● WHAT YOU NEED TO DO
Show every line where "Pneumatic" occurs.

● SOURCE DATA
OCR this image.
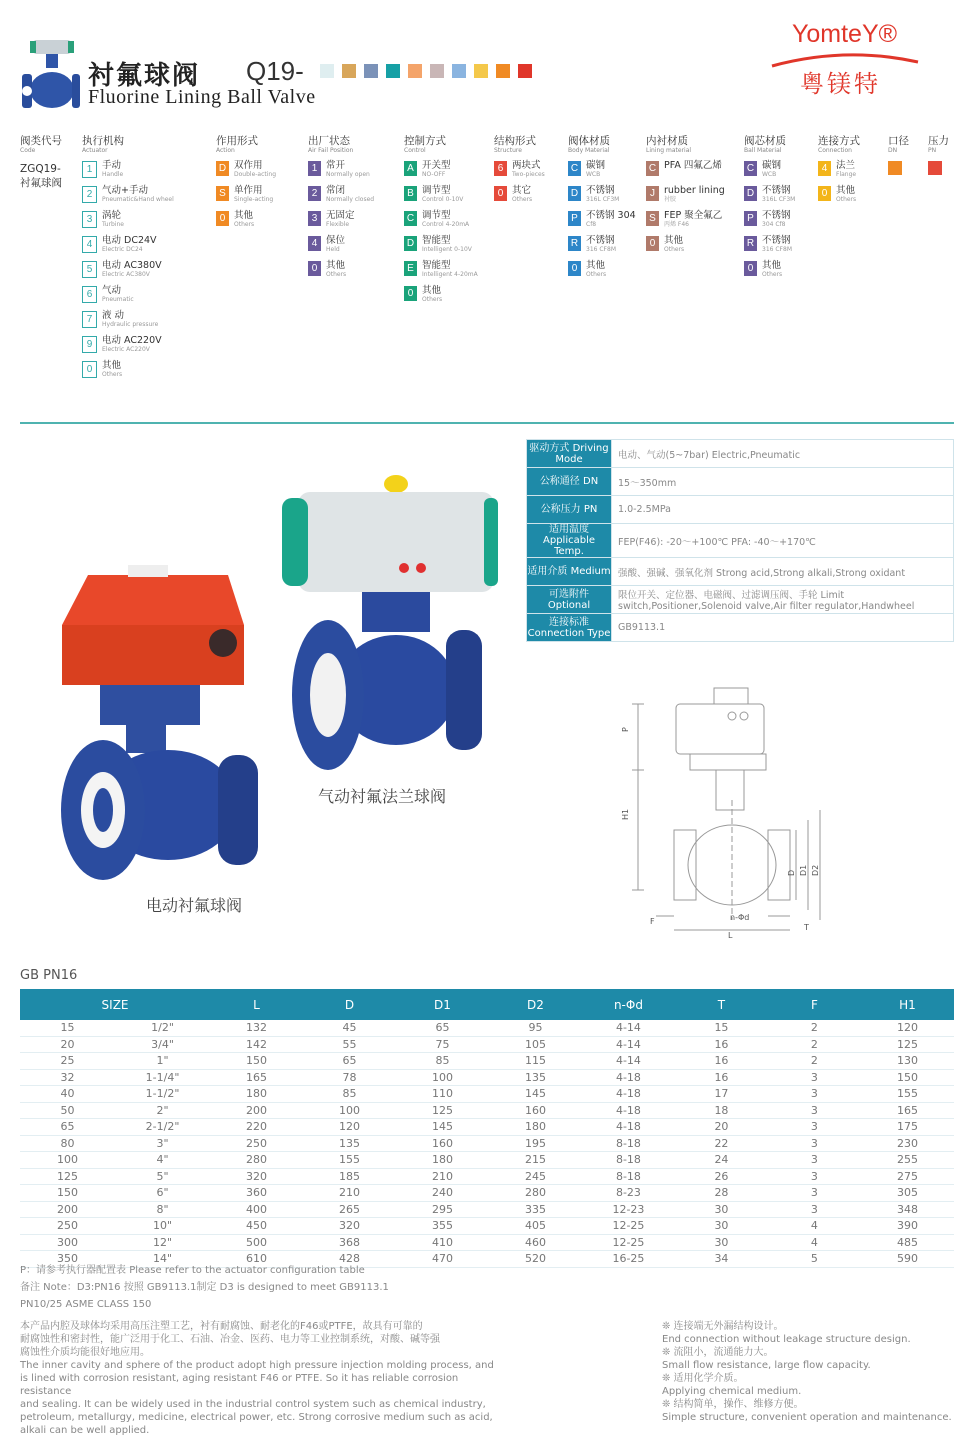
衬氟球阀
Fluorine Lining Ball Valve
Q19-
YomteY®
粤镁特
阀类代号
Code
ZGQ19-
衬氟球阀
执行机构
Actuator
1	手动
Handle
2	气动+手动
Pneumatic&Hand wheel
3	涡轮
Turbine
4	电动 DC24V
Electric DC24
5	电动 AC380V
Electric AC380V
6	气动
Pneumatic
7	液 动
Hydraulic pressure
9	电动 AC220V
Electric AC220V
0	其他
Others
作用形式
Action
D 双作用
Double-acting
S 单作用
Single-acting
0 其他
Others
出厂状态
Air Fail Position
1 常开
Normally open
2 常闭
Normally closed
3 无固定
Flexible
4 保位
Held
0 其他
Others
控制方式
Control
A 开关型
NO-OFF
B 调节型
Control 0-10V
C 调节型
Control 4-20mA
D 智能型
Intelligent 0-10V
E 智能型
Intelligent 4-20mA
0 其他
Others
结构形式
Structure
6 两块式
Two-pieces
0 其它
Others
阀体材质
Body Material
C 碳钢
WCB
D 不锈钢
316L CF3M
P 不锈钢 304
Cf8
R 不锈钢
316 CF8M
0 其他
Others
内衬材质
Lining material
C PFA 四氟乙烯
J rubber lining
衬胶
S FEP 聚全氟乙
丙烯 F46
0 其他
Others
阀芯材质
Ball Material
C 碳钢
WCB
D 不锈钢
316L CF3M
P 不锈钢
304 Cf8
R 不锈钢
316 CF8M
0 其他
Others
连接方式
Connection
4 法兰
Flange
0 其他
Others
口径
DN
压力
PN
电动衬氟球阀
气动衬氟法兰球阀
驱动方式 Driving Mode	电动、气动(5~7bar) Electric,Pneumatic
公称通径 DN	15～350mm
公称压力 PN	1.0-2.5MPa
适用温度 Applicable Temp.	FEP(F46): -20～+100℃ PFA: -40～+170℃
适用介质 Medium	强酸、强碱、强氧化剂 Strong acid,Strong alkali,Strong oxidant
可选附件 Optional	限位开关、定位器、电磁阀、过滤调压阀、手轮 Limit switch,Positioner,Solenoid valve,Air filter regulator,Handwheel
连接标准 Connection Type	GB9113.1
P
H1
D D1 D2
F	n-Φd
L
T
GB PN16
SIZE		L	D	D1	D2	n-Φd	T	F	H1
15	1/2"	132	45	65	95	4-14	15	2	120
20	3/4"	142	55	75	105	4-14	16	2	125
25	1"	150	65	85	115	4-14	16	2	130
32	1-1/4"	165	78	100	135	4-18	16	3	150
40	1-1/2"	180	85	110	145	4-18	17	3	155
50	2"	200	100	125	160	4-18	18	3	165
65	2-1/2"	220	120	145	180	4-18	20	3	175
80	3"	250	135	160	195	8-18	22	3	230
100	4"	280	155	180	215	8-18	24	3	255
125	5"	320	185	210	245	8-18	26	3	275
150	6"	360	210	240	280	8-23	28	3	305
200	8"	400	265	295	335	12-23	30	3	348
250	10"	450	320	355	405	12-25	30	4	390
300	12"	500	368	410	460	12-25	30	4	485
350	14"	610	428	470	520	16-25	34	5	590
P：请参考执行器配置表 Please refer to the actuator configuration table
备注 Note：D3:PN16 按照 GB9113.1制定 D3 is designed to meet GB9113.1
PN10/25 ASME CLASS 150
本产品内腔及球体均采用高压注塑工艺，衬有耐腐蚀、耐老化的F46或PTFE，故具有可靠的
耐腐蚀性和密封性，能广泛用于化工、石油、冶金、医药、电力等工业控制系统，对酸、碱等强
腐蚀性介质均能很好地应用。
The inner cavity and sphere of the product adopt high pressure injection molding process, and
is lined with corrosion resistant, aging resistant F46 or PTFE. So it has reliable corrosion resistance
and sealing. It can be widely used in the industrial control system such as chemical industry,
petroleum, metallurgy, medicine, electrical power, etc. Strong corrosive medium such as acid,
alkali can be well applied.
❊ 连接端无外漏结构设计。
End connection without leakage structure design.
❊ 流阻小，流通能力大。
Small flow resistance, large flow capacity.
❊ 适用化学介质。
Applying chemical medium.
❊ 结构简单，操作、维修方便。
Simple structure, convenient operation and maintenance.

● WRITTEN SOLUTION
Pneumatic&Hand wheel
Pneumatic
驱动方式 Driving Mode	电动、气动(5~7bar) Electric,Pneumatic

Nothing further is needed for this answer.